### What the task requires
Pick out every line that holds the string "affected" and copy it.

(Dataset listings of figures)
▬▬▬

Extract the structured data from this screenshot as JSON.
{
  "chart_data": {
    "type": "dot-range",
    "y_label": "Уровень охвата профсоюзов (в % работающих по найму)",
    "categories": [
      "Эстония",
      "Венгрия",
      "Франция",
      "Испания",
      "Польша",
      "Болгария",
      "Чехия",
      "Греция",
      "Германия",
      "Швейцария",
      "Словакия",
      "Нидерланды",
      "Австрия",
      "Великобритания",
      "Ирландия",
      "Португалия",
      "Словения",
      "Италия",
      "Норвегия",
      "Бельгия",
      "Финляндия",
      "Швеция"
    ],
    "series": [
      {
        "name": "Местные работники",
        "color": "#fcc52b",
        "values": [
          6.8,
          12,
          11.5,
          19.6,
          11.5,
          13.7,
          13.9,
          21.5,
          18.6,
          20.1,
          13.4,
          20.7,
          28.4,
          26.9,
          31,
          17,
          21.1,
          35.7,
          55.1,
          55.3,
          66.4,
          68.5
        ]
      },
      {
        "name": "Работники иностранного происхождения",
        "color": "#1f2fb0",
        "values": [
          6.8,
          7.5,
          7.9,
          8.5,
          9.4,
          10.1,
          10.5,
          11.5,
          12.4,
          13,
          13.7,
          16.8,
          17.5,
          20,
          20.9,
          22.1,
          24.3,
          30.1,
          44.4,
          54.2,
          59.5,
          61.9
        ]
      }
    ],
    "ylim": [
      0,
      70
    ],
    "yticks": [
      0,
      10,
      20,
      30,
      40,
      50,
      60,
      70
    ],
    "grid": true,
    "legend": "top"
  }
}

▬▬▬

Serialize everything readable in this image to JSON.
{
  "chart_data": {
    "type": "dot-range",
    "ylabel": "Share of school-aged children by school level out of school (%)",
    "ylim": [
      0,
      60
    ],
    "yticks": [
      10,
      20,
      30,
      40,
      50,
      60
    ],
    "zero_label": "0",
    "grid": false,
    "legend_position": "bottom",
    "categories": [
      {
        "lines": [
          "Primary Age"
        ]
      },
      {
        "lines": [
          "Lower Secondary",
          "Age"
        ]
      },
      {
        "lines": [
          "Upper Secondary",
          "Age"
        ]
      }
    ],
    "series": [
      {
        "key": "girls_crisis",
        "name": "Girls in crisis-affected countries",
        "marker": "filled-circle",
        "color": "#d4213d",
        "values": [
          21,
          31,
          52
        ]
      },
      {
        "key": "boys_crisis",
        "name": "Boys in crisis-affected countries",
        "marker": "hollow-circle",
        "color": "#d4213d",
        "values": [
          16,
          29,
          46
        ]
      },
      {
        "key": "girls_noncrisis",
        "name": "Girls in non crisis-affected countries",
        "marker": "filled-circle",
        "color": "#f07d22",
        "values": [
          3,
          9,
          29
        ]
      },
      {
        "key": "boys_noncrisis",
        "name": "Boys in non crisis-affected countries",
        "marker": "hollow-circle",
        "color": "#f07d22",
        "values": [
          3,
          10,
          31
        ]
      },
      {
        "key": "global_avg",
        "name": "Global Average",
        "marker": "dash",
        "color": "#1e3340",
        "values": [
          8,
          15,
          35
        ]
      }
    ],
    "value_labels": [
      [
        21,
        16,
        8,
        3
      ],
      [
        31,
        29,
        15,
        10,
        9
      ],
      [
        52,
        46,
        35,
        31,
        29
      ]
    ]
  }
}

▬▬▬

### Solution for this exercise
        "name": "Girls in crisis-affected countries",
        "name": "Boys in crisis-affected countries",
        "name": "Girls in non crisis-affected countries",
        "name": "Boys in non crisis-affected countries",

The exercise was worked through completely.